━━━ Material provided ━━━
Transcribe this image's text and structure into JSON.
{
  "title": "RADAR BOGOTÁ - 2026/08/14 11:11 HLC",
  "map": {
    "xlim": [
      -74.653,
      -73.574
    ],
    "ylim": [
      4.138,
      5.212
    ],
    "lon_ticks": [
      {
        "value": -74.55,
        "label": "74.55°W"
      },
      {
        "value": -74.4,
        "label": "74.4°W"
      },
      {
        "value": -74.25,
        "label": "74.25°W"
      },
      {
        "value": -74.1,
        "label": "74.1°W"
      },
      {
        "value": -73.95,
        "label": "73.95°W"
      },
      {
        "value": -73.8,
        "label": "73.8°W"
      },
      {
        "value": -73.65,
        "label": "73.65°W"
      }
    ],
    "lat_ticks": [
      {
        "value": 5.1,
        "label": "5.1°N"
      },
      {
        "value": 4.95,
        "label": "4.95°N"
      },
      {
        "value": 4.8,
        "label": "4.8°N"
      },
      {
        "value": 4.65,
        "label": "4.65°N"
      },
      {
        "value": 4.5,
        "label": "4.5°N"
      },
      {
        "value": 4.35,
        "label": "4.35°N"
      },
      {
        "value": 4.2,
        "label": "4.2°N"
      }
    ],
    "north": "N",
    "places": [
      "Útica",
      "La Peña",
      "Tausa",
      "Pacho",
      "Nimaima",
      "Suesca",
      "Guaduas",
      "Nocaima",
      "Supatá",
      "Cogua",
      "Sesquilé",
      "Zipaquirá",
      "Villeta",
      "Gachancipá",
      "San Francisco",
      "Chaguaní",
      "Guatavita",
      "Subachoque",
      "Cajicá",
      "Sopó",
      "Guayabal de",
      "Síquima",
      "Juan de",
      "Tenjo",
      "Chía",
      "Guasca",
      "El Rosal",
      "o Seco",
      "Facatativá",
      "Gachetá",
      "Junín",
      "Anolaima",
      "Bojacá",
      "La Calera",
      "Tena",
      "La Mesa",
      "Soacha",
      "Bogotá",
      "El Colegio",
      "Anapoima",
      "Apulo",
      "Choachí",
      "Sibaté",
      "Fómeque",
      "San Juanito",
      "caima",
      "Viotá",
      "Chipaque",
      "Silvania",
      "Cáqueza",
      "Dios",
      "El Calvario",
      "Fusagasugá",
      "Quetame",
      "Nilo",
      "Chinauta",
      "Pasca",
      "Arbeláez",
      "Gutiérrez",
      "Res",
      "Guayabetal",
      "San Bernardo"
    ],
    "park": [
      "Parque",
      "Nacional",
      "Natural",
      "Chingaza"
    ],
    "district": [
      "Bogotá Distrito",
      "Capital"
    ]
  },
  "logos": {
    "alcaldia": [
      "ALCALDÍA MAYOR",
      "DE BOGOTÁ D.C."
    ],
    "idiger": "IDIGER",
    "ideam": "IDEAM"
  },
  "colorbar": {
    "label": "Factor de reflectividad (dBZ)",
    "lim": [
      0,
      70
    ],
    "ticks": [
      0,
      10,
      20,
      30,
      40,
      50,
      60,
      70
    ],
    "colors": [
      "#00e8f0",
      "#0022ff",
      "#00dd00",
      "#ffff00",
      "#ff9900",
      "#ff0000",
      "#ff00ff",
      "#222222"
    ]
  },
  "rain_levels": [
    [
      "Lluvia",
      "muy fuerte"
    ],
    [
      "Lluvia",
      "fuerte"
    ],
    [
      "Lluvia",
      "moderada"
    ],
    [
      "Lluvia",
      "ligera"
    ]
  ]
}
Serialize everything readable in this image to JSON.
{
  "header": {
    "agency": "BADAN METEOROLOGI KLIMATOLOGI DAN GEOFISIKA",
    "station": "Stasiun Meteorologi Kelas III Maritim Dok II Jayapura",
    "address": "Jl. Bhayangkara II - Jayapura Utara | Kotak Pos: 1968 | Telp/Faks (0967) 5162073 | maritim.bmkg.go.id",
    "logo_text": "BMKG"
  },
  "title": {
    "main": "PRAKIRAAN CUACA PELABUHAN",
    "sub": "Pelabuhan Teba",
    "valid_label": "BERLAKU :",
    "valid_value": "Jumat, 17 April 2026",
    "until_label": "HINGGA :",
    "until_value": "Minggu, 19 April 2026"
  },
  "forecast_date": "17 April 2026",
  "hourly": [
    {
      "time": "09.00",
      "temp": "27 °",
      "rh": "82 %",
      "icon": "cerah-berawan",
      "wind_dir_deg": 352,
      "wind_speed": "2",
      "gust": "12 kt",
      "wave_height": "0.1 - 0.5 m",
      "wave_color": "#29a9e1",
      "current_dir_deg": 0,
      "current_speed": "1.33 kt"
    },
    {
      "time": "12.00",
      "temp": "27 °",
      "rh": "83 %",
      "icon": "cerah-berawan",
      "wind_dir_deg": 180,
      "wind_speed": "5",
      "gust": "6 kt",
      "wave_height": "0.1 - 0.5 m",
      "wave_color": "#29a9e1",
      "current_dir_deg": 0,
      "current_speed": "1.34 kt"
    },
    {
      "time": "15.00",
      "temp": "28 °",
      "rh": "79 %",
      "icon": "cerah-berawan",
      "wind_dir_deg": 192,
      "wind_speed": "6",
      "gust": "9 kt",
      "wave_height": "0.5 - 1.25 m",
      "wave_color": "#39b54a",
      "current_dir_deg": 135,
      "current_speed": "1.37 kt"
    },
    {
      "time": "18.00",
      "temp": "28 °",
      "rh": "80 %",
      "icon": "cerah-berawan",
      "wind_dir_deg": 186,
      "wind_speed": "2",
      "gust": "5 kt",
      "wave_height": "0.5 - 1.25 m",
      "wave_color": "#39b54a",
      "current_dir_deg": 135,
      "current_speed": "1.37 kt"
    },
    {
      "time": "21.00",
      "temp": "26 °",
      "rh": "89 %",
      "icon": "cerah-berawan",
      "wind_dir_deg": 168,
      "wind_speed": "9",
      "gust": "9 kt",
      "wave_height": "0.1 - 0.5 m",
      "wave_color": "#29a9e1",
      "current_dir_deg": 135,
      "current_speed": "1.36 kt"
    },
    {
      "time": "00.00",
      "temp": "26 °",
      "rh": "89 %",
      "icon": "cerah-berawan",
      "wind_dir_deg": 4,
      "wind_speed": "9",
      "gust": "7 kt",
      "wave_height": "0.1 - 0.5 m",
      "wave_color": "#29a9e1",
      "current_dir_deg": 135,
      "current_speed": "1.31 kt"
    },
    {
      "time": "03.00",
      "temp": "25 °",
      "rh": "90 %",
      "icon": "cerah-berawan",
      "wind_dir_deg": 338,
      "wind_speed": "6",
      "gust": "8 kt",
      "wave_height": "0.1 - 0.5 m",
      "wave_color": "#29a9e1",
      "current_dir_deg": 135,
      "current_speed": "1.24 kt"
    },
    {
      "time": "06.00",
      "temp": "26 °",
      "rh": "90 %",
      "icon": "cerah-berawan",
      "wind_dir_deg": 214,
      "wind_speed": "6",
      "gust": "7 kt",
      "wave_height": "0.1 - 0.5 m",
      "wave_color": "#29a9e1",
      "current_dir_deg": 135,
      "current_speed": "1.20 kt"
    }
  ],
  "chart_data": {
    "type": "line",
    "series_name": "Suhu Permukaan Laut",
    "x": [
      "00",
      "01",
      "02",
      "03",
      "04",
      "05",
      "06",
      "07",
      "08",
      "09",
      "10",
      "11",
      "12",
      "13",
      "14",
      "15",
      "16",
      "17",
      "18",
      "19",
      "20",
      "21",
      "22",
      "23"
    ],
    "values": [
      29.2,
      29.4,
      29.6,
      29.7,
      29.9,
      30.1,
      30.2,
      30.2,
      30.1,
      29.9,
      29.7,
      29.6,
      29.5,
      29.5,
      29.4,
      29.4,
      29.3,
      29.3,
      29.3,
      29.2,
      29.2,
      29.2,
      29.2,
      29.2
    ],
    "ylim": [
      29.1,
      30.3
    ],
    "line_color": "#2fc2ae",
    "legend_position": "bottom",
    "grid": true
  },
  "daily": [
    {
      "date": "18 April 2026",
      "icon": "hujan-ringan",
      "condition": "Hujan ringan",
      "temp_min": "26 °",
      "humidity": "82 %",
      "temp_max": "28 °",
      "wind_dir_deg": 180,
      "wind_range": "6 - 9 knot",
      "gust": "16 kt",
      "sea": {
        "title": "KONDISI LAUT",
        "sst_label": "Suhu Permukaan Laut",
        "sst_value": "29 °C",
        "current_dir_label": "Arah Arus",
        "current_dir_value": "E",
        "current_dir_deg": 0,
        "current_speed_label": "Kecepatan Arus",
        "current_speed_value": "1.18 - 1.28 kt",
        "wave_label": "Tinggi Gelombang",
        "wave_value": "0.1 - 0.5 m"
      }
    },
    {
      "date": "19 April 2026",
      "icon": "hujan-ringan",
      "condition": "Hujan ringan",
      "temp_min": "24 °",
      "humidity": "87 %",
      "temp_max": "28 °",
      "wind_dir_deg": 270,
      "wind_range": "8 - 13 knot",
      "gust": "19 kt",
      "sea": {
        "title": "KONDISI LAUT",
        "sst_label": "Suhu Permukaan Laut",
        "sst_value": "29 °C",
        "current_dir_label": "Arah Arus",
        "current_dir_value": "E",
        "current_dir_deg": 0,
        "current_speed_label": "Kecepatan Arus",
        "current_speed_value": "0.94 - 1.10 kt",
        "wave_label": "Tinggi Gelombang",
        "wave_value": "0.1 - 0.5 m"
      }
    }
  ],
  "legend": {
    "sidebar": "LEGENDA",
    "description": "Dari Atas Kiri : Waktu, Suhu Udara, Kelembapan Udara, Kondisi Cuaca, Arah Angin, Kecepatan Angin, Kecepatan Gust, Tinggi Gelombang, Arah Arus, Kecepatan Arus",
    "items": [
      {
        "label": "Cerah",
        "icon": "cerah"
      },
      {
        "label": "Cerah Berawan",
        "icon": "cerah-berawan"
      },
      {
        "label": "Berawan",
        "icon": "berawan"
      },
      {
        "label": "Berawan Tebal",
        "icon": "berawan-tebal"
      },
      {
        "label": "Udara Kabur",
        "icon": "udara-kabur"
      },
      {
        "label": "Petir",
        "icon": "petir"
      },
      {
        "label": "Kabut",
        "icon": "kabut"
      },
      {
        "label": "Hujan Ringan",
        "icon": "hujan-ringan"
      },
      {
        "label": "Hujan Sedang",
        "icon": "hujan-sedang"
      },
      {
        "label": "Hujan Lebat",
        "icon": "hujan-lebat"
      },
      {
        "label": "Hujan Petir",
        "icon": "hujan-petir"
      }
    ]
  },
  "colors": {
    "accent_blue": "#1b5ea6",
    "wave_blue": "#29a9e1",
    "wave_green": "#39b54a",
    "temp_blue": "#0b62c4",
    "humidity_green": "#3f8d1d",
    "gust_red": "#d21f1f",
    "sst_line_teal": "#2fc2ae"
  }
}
━━━
__Task objective__: Pull every line containing "this" from the material above.

__Written answer__:
Transcribe this image's text and structure into JSON.
Serialize everything readable in this image to JSON.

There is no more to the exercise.